TO BE DONE
Reproduce each line exactly, including spacing and punctuation.
-- DATASET EXTRACT start --
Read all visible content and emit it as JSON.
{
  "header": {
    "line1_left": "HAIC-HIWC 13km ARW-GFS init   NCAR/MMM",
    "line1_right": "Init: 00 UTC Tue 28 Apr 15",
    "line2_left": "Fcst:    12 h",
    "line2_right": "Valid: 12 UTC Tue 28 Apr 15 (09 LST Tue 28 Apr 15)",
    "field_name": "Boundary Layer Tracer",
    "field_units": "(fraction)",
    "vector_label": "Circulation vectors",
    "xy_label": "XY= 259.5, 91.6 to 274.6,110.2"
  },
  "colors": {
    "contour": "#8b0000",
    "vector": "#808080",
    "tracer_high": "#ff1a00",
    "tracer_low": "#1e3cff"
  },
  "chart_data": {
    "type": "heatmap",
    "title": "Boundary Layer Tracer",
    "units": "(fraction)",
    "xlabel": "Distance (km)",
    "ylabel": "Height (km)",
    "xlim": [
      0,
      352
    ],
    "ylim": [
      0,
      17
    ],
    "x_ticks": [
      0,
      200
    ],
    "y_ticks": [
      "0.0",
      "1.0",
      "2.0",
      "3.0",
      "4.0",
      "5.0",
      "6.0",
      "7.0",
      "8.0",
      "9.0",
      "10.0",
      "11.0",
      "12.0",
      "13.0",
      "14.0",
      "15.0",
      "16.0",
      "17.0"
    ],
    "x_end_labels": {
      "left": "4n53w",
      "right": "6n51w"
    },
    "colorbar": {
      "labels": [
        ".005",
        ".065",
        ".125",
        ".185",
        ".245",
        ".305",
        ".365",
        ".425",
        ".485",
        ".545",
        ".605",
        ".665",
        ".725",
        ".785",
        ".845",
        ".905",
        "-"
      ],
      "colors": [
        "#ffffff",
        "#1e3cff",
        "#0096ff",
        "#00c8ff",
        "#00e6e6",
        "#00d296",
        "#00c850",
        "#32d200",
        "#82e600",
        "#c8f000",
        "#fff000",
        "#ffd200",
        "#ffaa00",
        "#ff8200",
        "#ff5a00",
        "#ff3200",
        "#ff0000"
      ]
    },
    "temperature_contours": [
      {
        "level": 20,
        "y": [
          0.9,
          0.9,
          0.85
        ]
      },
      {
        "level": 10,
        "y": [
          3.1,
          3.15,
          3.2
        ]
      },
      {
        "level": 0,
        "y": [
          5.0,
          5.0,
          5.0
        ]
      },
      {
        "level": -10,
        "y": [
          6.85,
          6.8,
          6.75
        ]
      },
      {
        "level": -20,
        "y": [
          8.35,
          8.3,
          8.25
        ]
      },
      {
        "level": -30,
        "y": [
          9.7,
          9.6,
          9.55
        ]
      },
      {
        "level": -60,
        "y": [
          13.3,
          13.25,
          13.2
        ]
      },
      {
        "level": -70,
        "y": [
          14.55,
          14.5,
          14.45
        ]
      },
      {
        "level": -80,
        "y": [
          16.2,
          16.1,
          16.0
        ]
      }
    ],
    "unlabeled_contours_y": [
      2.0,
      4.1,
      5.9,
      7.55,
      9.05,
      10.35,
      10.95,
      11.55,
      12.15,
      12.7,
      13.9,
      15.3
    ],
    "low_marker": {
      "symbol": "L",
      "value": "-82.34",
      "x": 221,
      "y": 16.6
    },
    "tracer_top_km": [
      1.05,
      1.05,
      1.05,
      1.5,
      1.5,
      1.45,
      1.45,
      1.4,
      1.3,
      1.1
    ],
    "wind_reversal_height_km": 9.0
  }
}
-- DATASET EXTRACT end --
WRITTEN RESPONSE
Read all visible content and emit it as JSON.
{
  "header": {
    "line1_left": "HAIC-HIWC 13km ARW-GFS init   NCAR/MMM",
    "line1_right": "Init: 00 UTC Tue 28 Apr 15",
    "line2_left": "Fcst:    12 h",
    "line2_right": "Valid: 12 UTC Tue 28 Apr 15 (09 LST Tue 28 Apr 15)",
    "field_name": "Boundary Layer Tracer",
    "field_units": "(fraction)",
    "vector_label": "Circulation vectors",
    "xy_label": "XY= 259.5, 91.6 to 274.6,110.2"
  },
  "colors": {
    "contour": "#8b0000",
    "vector": "#808080",
    "tracer_high": "#ff1a00",
    "tracer_low": "#1e3cff"
  },
  "chart_data": {
    "type": "heatmap",
    "title": "Boundary Layer Tracer",
    "units": "(fraction)",
    "xlabel": "Distance (km)",
    "ylabel": "Height (km)",
    "xlim": [
      0,
      352
    ],
    "ylim": [
      0,
      17
    ],
    "x_ticks": [
      0,
      200
    ],
    "y_ticks": [
      "0.0",
      "1.0",
      "2.0",
      "3.0",
      "4.0",
      "5.0",
      "6.0",
      "7.0",
      "8.0",
      "9.0",
      "10.0",
      "11.0",
      "12.0",
      "13.0",
      "14.0",
      "15.0",
      "16.0",
      "17.0"
    ],
    "x_end_labels": {
      "left": "4n53w",
      "right": "6n51w"
    },
    "colorbar": {
      "labels": [
        ".005",
        ".065",
        ".125",
        ".185",
        ".245",
        ".305",
        ".365",
        ".425",
        ".485",
        ".545",
        ".605",
        ".665",
        ".725",
        ".785",
        ".845",
        ".905",
        "-"
      ],
      "colors": [
        "#ffffff",
        "#1e3cff",
        "#0096ff",
        "#00c8ff",
        "#00e6e6",
        "#00d296",
        "#00c850",
        "#32d200",
        "#82e600",
        "#c8f000",
        "#fff000",
        "#ffd200",
        "#ffaa00",
        "#ff8200",
        "#ff5a00",
        "#ff3200",
        "#ff0000"
      ]
    },
    "temperature_contours": [
      {
        "level": 20,
        "y": [
          0.9,
          0.9,
          0.85
        ]
      },
      {
        "level": 10,
        "y": [
          3.1,
          3.15,
          3.2
        ]
      },
      {
        "level": 0,
        "y": [
          5.0,
          5.0,
          5.0
        ]
      },
      {
        "level": -10,
        "y": [
          6.85,
          6.8,
          6.75
        ]
      },
      {
        "level": -20,
        "y": [
          8.35,
          8.3,
          8.25
        ]
      },
      {
        "level": -30,
        "y": [
          9.7,
          9.6,
          9.55
        ]
      },
      {
        "level": -60,
        "y": [
          13.3,
          13.25,
          13.2
        ]
      },
      {
        "level": -70,
        "y": [
          14.55,
          14.5,
          14.45
        ]
      },
      {
        "level": -80,
        "y": [
          16.2,
          16.1,
          16.0
        ]
      }
    ],
    "unlabeled_contours_y": [
      2.0,
      4.1,
      5.9,
      7.55,
      9.05,
      10.35,
      10.95,
      11.55,
      12.15,
      12.7,
      13.9,
      15.3
    ],
    "low_marker": {
      "symbol": "L",
      "value": "-82.34",
      "x": 221,
      "y": 16.6
    },
    "tracer_top_km": [
      1.05,
      1.05,
      1.05,
      1.5,
      1.5,
      1.45,
      1.45,
      1.4,
      1.3,
      1.1
    ],
    "wind_reversal_height_km": 9.0
  }
}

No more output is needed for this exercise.